Passage shown =
*** Block opens ***

There have been previous attempts to quantify synovial volume changes with treatment over similar timescales using quantitative MRI in JIA. Workie et al. studied the 3-month response to treatment, though only four subjects received IAGI at that time point [27], with modest synovial volume reduction of 26% and 29% in the initial uptake rate: the children recruited had a median of eight active joints at baseline.

A one-year follow-up of active wrist involvement in 36 children demonstrated a 50% reduction in synovial volume, though treatment types and durations were not specified [39]. In other arthritides, such as rheumatoid arthritis, more modest changes are reported with quantitative methods [25, 39, 40].

Our study suggests that quantitative MRI scanning adds important information both to clinical assessments and to current qualitative MRI reporting. We chose to assess the impact of IAGI in new onset knee synovitis, as knee synovitis is common. However, we anticipate that quantitative MRI reporting may have more potential in the assessment of disease activity in less accessible joints and in the presence of long-standing disease, joint damage or co-existing pain syndromes.

The limitations of our study include the small sample size studied. Although the study was open to sequential eligible families with young people aged 4–16 years, only one child younger than 7 years was approached. The family declined, citing concerns that their child may not lie still. Therefore, we cannot draw conclusions about the acceptability of MRI in the youngest children. Contact with one subject was lost before follow-up scanning, though their responses to the questionnaire and telephone interview following the first MRI visit were positive. The post-IAGI synovial volumes calculated in this study suggest that the synovium of healthy knee joints has a negligible volume on quantitative contrast-enhanced imaging. There are no quantitative contrast-enhanced data on young people with healthy knees: the closest study to date examined young people with knee pain and non-inflammatory diagnoses such as hypermobility and functional disorders [42].

The use of thresholding at defined signal enhancement levels reduced subjective choice between the analysts, with the decision dominating the analysis time (typically 20–30 min per volume) being that of separating the synovium from adjacent small blood vessels. These vessels appeared to have a consistent small volume on the pre- and post- IAGI imaging, so it may be possible to evaluate the volume much faster, perhaps three minutes, with further development of the analysis software and if the inclusion of minor vessels were to be tolerated, aiding clinical adoption. Translation to clinical practice requires careful selection of the management decisions in the clinical care pathway for which quantitative MRI would be used, since MRI availability is limited. These aspects are the subject of ongoing work.

This study focuses on the impact of IAGI in new-onset knee synovitis, measured by quantitative MRI. Whilst the near-complete resolution of knee synovitis post IAGI is an interesting observation, the true value of quantitative MRI techniques may be realised in future studies exploring the impact of current treatment regimes on less accessible joints such as the hip or temporomandibular joints and / or comparing the relative efficacies of different therapeutic regimes. Quantitative MRI has particular potential in young people with oligoarticular disease in whom clinical disease activity measures may not be sensitive or specific enough to reliably identify changes in the degree of localised synovial disease.

Conclusions

This study has demonstrated that quantitative MRI can measure the effect of IAGI on synovial volume and is accessible and feasible for children aged between 7 and 16 years, with positive feedback from families. Synovial volume was reduced markedly by IAGI, either to zero or close to zero. Quantitative MRI provided different information to traditional clinical disease activity measures and was able to identify more patients with an improved synovial volume than routine qualitative reporting. In summary, quantitative MRI has the potential to add important information to our understanding of disease outcomes in JIA.

*** Block closes ***

Source material =
*** Block opens ***

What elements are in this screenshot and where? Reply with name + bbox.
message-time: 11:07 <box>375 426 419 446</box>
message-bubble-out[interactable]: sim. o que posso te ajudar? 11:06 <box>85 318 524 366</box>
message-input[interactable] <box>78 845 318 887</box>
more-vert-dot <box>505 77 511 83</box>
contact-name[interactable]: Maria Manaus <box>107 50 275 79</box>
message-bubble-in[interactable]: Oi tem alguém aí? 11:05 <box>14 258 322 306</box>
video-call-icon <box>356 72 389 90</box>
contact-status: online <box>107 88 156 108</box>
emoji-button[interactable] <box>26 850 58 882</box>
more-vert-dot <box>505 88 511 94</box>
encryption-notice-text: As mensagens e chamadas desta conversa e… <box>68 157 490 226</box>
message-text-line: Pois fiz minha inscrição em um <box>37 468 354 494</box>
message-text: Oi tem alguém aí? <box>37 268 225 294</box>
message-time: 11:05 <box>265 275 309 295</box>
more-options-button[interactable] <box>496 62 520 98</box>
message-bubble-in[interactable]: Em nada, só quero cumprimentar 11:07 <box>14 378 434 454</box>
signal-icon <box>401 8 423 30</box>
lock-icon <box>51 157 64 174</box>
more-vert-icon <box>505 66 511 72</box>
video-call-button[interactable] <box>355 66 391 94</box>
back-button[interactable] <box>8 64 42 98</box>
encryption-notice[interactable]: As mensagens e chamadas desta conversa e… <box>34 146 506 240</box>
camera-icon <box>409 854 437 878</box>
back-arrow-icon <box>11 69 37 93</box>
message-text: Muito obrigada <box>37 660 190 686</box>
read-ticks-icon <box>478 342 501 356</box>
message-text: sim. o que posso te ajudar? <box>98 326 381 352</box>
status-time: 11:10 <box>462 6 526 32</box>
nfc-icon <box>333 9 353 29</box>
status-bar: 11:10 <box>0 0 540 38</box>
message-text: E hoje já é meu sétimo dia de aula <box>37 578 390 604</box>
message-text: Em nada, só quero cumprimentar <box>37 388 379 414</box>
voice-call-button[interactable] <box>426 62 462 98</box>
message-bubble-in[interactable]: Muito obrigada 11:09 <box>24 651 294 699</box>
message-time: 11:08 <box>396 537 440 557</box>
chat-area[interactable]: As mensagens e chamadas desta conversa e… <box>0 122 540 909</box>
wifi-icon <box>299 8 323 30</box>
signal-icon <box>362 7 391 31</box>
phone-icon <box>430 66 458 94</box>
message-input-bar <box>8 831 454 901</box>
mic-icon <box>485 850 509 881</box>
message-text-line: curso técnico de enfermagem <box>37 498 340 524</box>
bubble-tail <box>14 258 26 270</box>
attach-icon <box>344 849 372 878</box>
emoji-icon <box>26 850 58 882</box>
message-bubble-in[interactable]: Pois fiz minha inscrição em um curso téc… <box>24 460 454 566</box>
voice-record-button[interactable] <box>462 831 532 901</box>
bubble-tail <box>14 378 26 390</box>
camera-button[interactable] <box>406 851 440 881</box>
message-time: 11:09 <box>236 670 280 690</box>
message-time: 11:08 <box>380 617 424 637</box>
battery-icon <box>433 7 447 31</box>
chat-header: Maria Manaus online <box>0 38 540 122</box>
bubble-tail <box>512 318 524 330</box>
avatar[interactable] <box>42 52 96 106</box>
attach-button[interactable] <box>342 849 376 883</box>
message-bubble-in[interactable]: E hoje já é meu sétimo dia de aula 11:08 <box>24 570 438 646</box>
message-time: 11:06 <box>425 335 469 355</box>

*** Block closes ***

Please copy out the passage on quantitative MRI word for word, between "A one-year follow-up" and "[25, 39, 40].", inclusive. The material comes from a separate source, unrelated to the passage on quantitative MRI.

A one-year follow-up of active wrist involvement in 36 children demonstrated a 50% reduction in synovial volume, though treatment types and durations were not specified [39]. In other arthritides, such as rheumatoid arthritis, more modest changes are reported with quantitative methods [25, 39, 40].